[TASK DETAILS] Omit all pictures and give the records below again exactly as written.

[Figure record listings]

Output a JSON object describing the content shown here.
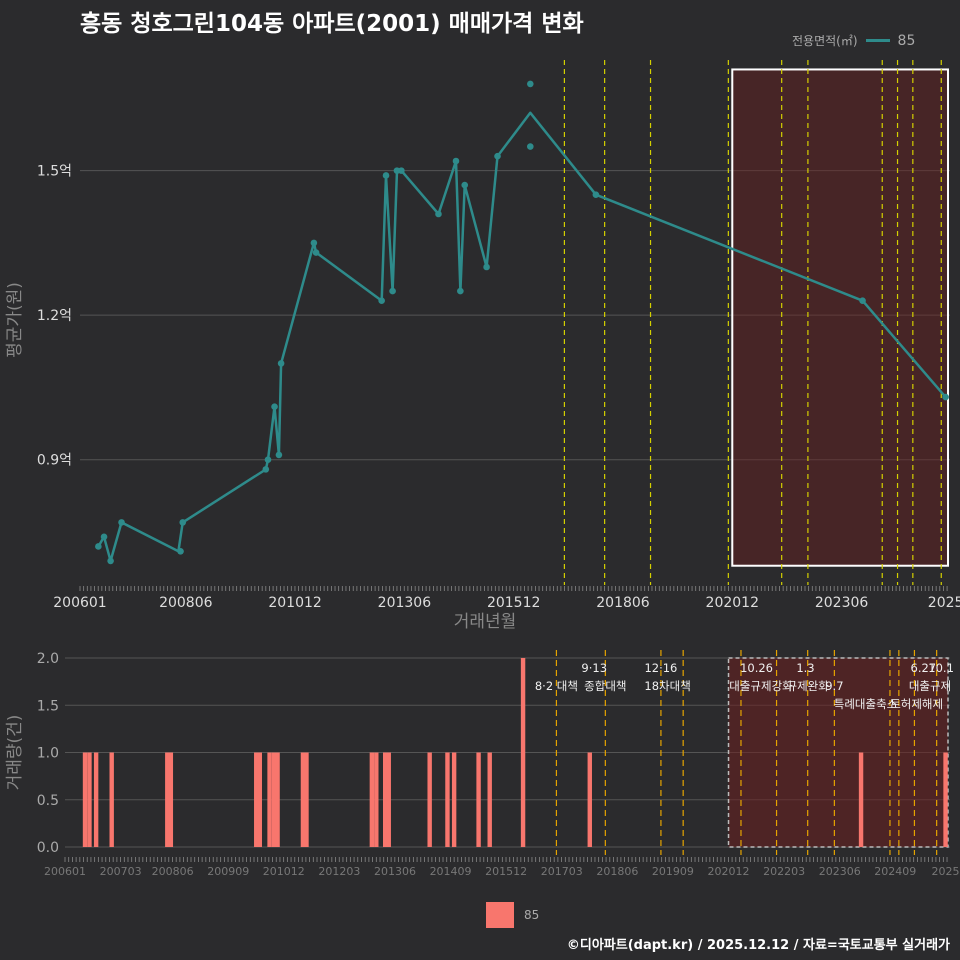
{
  "chart_data": [
    {
      "type": "line",
      "title": "흥동 청호그린104동 아파트(2001) 매매가격 변화",
      "xlabel": "거래년월",
      "ylabel": "평균가(원)",
      "xlim": [
        2006.0,
        2025.9
      ],
      "ylim": [
        0.64,
        1.74
      ],
      "yticks": [
        0.9,
        1.2,
        1.5
      ],
      "ytick_labels": [
        "0.9억",
        "1.2억",
        "1.5억"
      ],
      "xticks": [
        {
          "t": 2006.0,
          "label": "200601"
        },
        {
          "t": 2008.42,
          "label": "200806"
        },
        {
          "t": 2010.92,
          "label": "201012"
        },
        {
          "t": 2013.42,
          "label": "201306"
        },
        {
          "t": 2015.92,
          "label": "201512"
        },
        {
          "t": 2018.42,
          "label": "201806"
        },
        {
          "t": 2020.92,
          "label": "202012"
        },
        {
          "t": 2023.42,
          "label": "202306"
        },
        {
          "t": 2025.8,
          "label": "2025"
        }
      ],
      "legend_title": "전용면적(㎡)",
      "series": [
        {
          "name": "85",
          "color": "#2e8b8b",
          "line_t": [
            2006.42,
            2006.55,
            2006.7,
            2006.95,
            2008.25,
            2008.35,
            2010.25,
            2010.3,
            2010.45,
            2010.55,
            2010.6,
            2011.35,
            2011.4,
            2012.9,
            2013.0,
            2013.15,
            2013.25,
            2013.35,
            2014.2,
            2014.6,
            2014.7,
            2014.8,
            2015.3,
            2015.55,
            2016.3,
            2017.8,
            2023.9,
            2025.8
          ],
          "line_y": [
            0.72,
            0.74,
            0.69,
            0.77,
            0.71,
            0.77,
            0.88,
            0.9,
            1.01,
            0.91,
            1.1,
            1.35,
            1.33,
            1.23,
            1.49,
            1.25,
            1.5,
            1.5,
            1.41,
            1.52,
            1.25,
            1.47,
            1.3,
            1.53,
            1.62,
            1.45,
            1.23,
            1.03
          ],
          "points_t": [
            2006.42,
            2006.55,
            2006.7,
            2006.95,
            2008.3,
            2008.35,
            2010.25,
            2010.3,
            2010.45,
            2010.55,
            2010.6,
            2011.35,
            2011.4,
            2012.9,
            2013.0,
            2013.15,
            2013.25,
            2013.35,
            2014.2,
            2014.6,
            2014.7,
            2014.8,
            2015.3,
            2015.55,
            2016.3,
            2016.3,
            2017.8,
            2023.9,
            2025.8
          ],
          "points_y": [
            0.72,
            0.74,
            0.69,
            0.77,
            0.71,
            0.77,
            0.88,
            0.9,
            1.01,
            0.91,
            1.1,
            1.35,
            1.33,
            1.23,
            1.49,
            1.25,
            1.5,
            1.5,
            1.41,
            1.52,
            1.25,
            1.47,
            1.3,
            1.53,
            1.68,
            1.55,
            1.45,
            1.23,
            1.03
          ]
        }
      ],
      "policy_lines_t": [
        2017.08,
        2018.0,
        2019.05,
        2020.83,
        2022.05,
        2022.65,
        2024.35,
        2024.7,
        2025.05,
        2025.7
      ],
      "highlight_range_t": [
        2020.92,
        2025.9
      ]
    },
    {
      "type": "bar",
      "xlabel": "",
      "ylabel": "거래량(건)",
      "ylim": [
        0,
        2.0
      ],
      "yticks": [
        0.0,
        0.5,
        1.0,
        1.5,
        2.0
      ],
      "ytick_labels": [
        "0.0",
        "0.5",
        "1.0",
        "1.5",
        "2.0"
      ],
      "xticks": [
        {
          "t": 2006.0,
          "label": "200601"
        },
        {
          "t": 2007.25,
          "label": "200703"
        },
        {
          "t": 2008.42,
          "label": "200806"
        },
        {
          "t": 2009.67,
          "label": "200909"
        },
        {
          "t": 2010.92,
          "label": "201012"
        },
        {
          "t": 2012.17,
          "label": "201203"
        },
        {
          "t": 2013.42,
          "label": "201306"
        },
        {
          "t": 2014.67,
          "label": "201409"
        },
        {
          "t": 2015.92,
          "label": "201512"
        },
        {
          "t": 2017.17,
          "label": "201703"
        },
        {
          "t": 2018.42,
          "label": "201806"
        },
        {
          "t": 2019.67,
          "label": "201909"
        },
        {
          "t": 2020.92,
          "label": "202012"
        },
        {
          "t": 2022.17,
          "label": "202203"
        },
        {
          "t": 2023.42,
          "label": "202306"
        },
        {
          "t": 2024.67,
          "label": "202409"
        },
        {
          "t": 2025.8,
          "label": "2025"
        }
      ],
      "series": [
        {
          "name": "85",
          "color": "#f8766d",
          "t": [
            2006.45,
            2006.55,
            2006.7,
            2007.05,
            2008.3,
            2008.38,
            2010.3,
            2010.38,
            2010.6,
            2010.7,
            2010.78,
            2011.35,
            2011.43,
            2012.9,
            2013.0,
            2013.2,
            2013.28,
            2014.2,
            2014.6,
            2014.75,
            2015.3,
            2015.55,
            2016.3,
            2017.8,
            2023.9,
            2025.8
          ],
          "values": [
            1,
            1,
            1,
            1,
            1,
            1,
            1,
            1,
            1,
            1,
            1,
            1,
            1,
            1,
            1,
            1,
            1,
            1,
            1,
            1,
            1,
            1,
            2,
            1,
            1,
            1
          ]
        }
      ],
      "policy_lines_t": [
        2017.05,
        2018.15,
        2019.4,
        2019.9,
        2021.2,
        2022.0,
        2022.7,
        2023.3,
        2024.55,
        2024.75,
        2025.1,
        2025.6
      ],
      "highlight_range_t": [
        2020.92,
        2025.9
      ],
      "annotations": [
        {
          "t": 2017.05,
          "row": 1,
          "text": "8·2 대책"
        },
        {
          "t": 2017.9,
          "row": 0,
          "text": "9·13"
        },
        {
          "t": 2018.15,
          "row": 1,
          "text": "종합대책"
        },
        {
          "t": 2019.4,
          "row": 0,
          "text": "12·16"
        },
        {
          "t": 2019.55,
          "row": 1,
          "text": "18차대책"
        },
        {
          "t": 2021.55,
          "row": 0,
          "text": "10.26"
        },
        {
          "t": 2021.65,
          "row": 1,
          "text": "대출규제강화"
        },
        {
          "t": 2022.65,
          "row": 0,
          "text": "1.3"
        },
        {
          "t": 2022.7,
          "row": 1,
          "text": "규제완화"
        },
        {
          "t": 2023.3,
          "row": 1,
          "text": "9.7"
        },
        {
          "t": 2024.0,
          "row": 2,
          "text": "특례대출축소"
        },
        {
          "t": 2025.15,
          "row": 2,
          "text": "토허제해제"
        },
        {
          "t": 2025.3,
          "row": 0,
          "text": "6.27"
        },
        {
          "t": 2025.7,
          "row": 0,
          "text": "10.1"
        },
        {
          "t": 2025.45,
          "row": 1,
          "text": "대출규제"
        }
      ]
    }
  ],
  "legend": {
    "title": "전용면적(㎡)",
    "label": "85"
  },
  "caption": "©디아파트(dapt.kr) / 2025.12.12 / 자료=국토교통부 실거래가"
}
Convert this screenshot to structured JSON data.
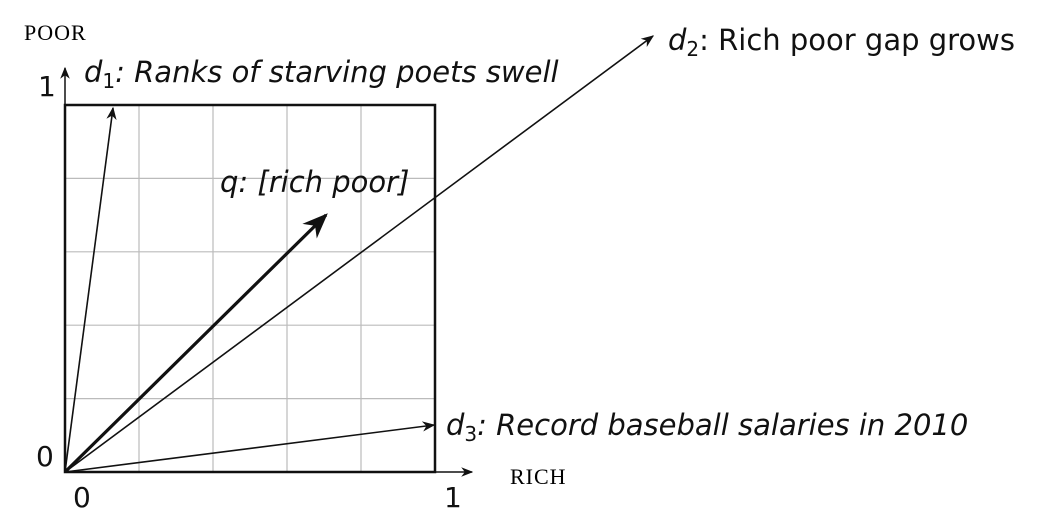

[WRITTEN SOLUTION]
Output a JSON object describing the content shown here.
{
  "chart_data": [
    {
      "type": "line",
      "title": "흥동 청호그린104동 아파트(2001) 매매가격 변화",
      "xlabel": "거래년월",
      "ylabel": "평균가(원)",
      "xlim": [
        2006.0,
        2025.9
      ],
      "ylim": [
        0.64,
        1.74
      ],
      "yticks": [
        0.9,
        1.2,
        1.5
      ],
      "ytick_labels": [
        "0.9억",
        "1.2억",
        "1.5억"
      ],
      "xticks": [
        {
          "t": 2006.0,
          "label": "200601"
        },
        {
          "t": 2008.42,
          "label": "200806"
        },
        {
          "t": 2010.92,
          "label": "201012"
        },
        {
          "t": 2013.42,
          "label": "201306"
        },
        {
          "t": 2015.92,
          "label": "201512"
        },
        {
          "t": 2018.42,
          "label": "201806"
        },
        {
          "t": 2020.92,
          "label": "202012"
        },
        {
          "t": 2023.42,
          "label": "202306"
        },
        {
          "t": 2025.8,
          "label": "2025"
        }
      ],
      "legend_title": "전용면적(㎡)",
      "series": [
        {
          "name": "85",
          "color": "#2e8b8b",
          "line_t": [
            2006.42,
            2006.55,
            2006.7,
            2006.95,
            2008.25,
            2008.35,
            2010.25,
            2010.3,
            2010.45,
            2010.55,
            2010.6,
            2011.35,
            2011.4,
            2012.9,
            2013.0,
            2013.15,
            2013.25,
            2013.35,
            2014.2,
            2014.6,
            2014.7,
            2014.8,
            2015.3,
            2015.55,
            2016.3,
            2017.8,
            2023.9,
            2025.8
          ],
          "line_y": [
            0.72,
            0.74,
            0.69,
            0.77,
            0.71,
            0.77,
            0.88,
            0.9,
            1.01,
            0.91,
            1.1,
            1.35,
            1.33,
            1.23,
            1.49,
            1.25,
            1.5,
            1.5,
            1.41,
            1.52,
            1.25,
            1.47,
            1.3,
            1.53,
            1.62,
            1.45,
            1.23,
            1.03
          ],
          "points_t": [
            2006.42,
            2006.55,
            2006.7,
            2006.95,
            2008.3,
            2008.35,
            2010.25,
            2010.3,
            2010.45,
            2010.55,
            2010.6,
            2011.35,
            2011.4,
            2012.9,
            2013.0,
            2013.15,
            2013.25,
            2013.35,
            2014.2,
            2014.6,
            2014.7,
            2014.8,
            2015.3,
            2015.55,
            2016.3,
            2016.3,
            2017.8,
            2023.9,
            2025.8
          ],
          "points_y": [
            0.72,
            0.74,
            0.69,
            0.77,
            0.71,
            0.77,
            0.88,
            0.9,
            1.01,
            0.91,
            1.1,
            1.35,
            1.33,
            1.23,
            1.49,
            1.25,
            1.5,
            1.5,
            1.41,
            1.52,
            1.25,
            1.47,
            1.3,
            1.53,
            1.68,
            1.55,
            1.45,
            1.23,
            1.03
          ]
        }
      ],
      "policy_lines_t": [
        2017.08,
        2018.0,
        2019.05,
        2020.83,
        2022.05,
        2022.65,
        2024.35,
        2024.7,
        2025.05,
        2025.7
      ],
      "highlight_range_t": [
        2020.92,
        2025.9
      ]
    },
    {
      "type": "bar",
      "xlabel": "",
      "ylabel": "거래량(건)",
      "ylim": [
        0,
        2.0
      ],
      "yticks": [
        0.0,
        0.5,
        1.0,
        1.5,
        2.0
      ],
      "ytick_labels": [
        "0.0",
        "0.5",
        "1.0",
        "1.5",
        "2.0"
      ],
      "xticks": [
        {
          "t": 2006.0,
          "label": "200601"
        },
        {
          "t": 2007.25,
          "label": "200703"
        },
        {
          "t": 2008.42,
          "label": "200806"
        },
        {
          "t": 2009.67,
          "label": "200909"
        },
        {
          "t": 2010.92,
          "label": "201012"
        },
        {
          "t": 2012.17,
          "label": "201203"
        },
        {
          "t": 2013.42,
          "label": "201306"
        },
        {
          "t": 2014.67,
          "label": "201409"
        },
        {
          "t": 2015.92,
          "label": "201512"
        },
        {
          "t": 2017.17,
          "label": "201703"
        },
        {
          "t": 2018.42,
          "label": "201806"
        },
        {
          "t": 2019.67,
          "label": "201909"
        },
        {
          "t": 2020.92,
          "label": "202012"
        },
        {
          "t": 2022.17,
          "label": "202203"
        },
        {
          "t": 2023.42,
          "label": "202306"
        },
        {
          "t": 2024.67,
          "label": "202409"
        },
        {
          "t": 2025.8,
          "label": "2025"
        }
      ],
      "series": [
        {
          "name": "85",
          "color": "#f8766d",
          "t": [
            2006.45,
            2006.55,
            2006.7,
            2007.05,
            2008.3,
            2008.38,
            2010.3,
            2010.38,
            2010.6,
            2010.7,
            2010.78,
            2011.35,
            2011.43,
            2012.9,
            2013.0,
            2013.2,
            2013.28,
            2014.2,
            2014.6,
            2014.75,
            2015.3,
            2015.55,
            2016.3,
            2017.8,
            2023.9,
            2025.8
          ],
          "values": [
            1,
            1,
            1,
            1,
            1,
            1,
            1,
            1,
            1,
            1,
            1,
            1,
            1,
            1,
            1,
            1,
            1,
            1,
            1,
            1,
            1,
            1,
            2,
            1,
            1,
            1
          ]
        }
      ],
      "policy_lines_t": [
        2017.05,
        2018.15,
        2019.4,
        2019.9,
        2021.2,
        2022.0,
        2022.7,
        2023.3,
        2024.55,
        2024.75,
        2025.1,
        2025.6
      ],
      "highlight_range_t": [
        2020.92,
        2025.9
      ],
      "annotations": [
        {
          "t": 2017.05,
          "row": 1,
          "text": "8·2 대책"
        },
        {
          "t": 2017.9,
          "row": 0,
          "text": "9·13"
        },
        {
          "t": 2018.15,
          "row": 1,
          "text": "종합대책"
        },
        {
          "t": 2019.4,
          "row": 0,
          "text": "12·16"
        },
        {
          "t": 2019.55,
          "row": 1,
          "text": "18차대책"
        },
        {
          "t": 2021.55,
          "row": 0,
          "text": "10.26"
        },
        {
          "t": 2021.65,
          "row": 1,
          "text": "대출규제강화"
        },
        {
          "t": 2022.65,
          "row": 0,
          "text": "1.3"
        },
        {
          "t": 2022.7,
          "row": 1,
          "text": "규제완화"
        },
        {
          "t": 2023.3,
          "row": 1,
          "text": "9.7"
        },
        {
          "t": 2024.0,
          "row": 2,
          "text": "특례대출축소"
        },
        {
          "t": 2025.15,
          "row": 2,
          "text": "토허제해제"
        },
        {
          "t": 2025.3,
          "row": 0,
          "text": "6.27"
        },
        {
          "t": 2025.7,
          "row": 0,
          "text": "10.1"
        },
        {
          "t": 2025.45,
          "row": 1,
          "text": "대출규제"
        }
      ]
    }
  ],
  "legend": {
    "title": "전용면적(㎡)",
    "label": "85"
  },
  "caption": "©디아파트(dapt.kr) / 2025.12.12 / 자료=국토교통부 실거래가"
}
Convert this screenshot to structured JSON data.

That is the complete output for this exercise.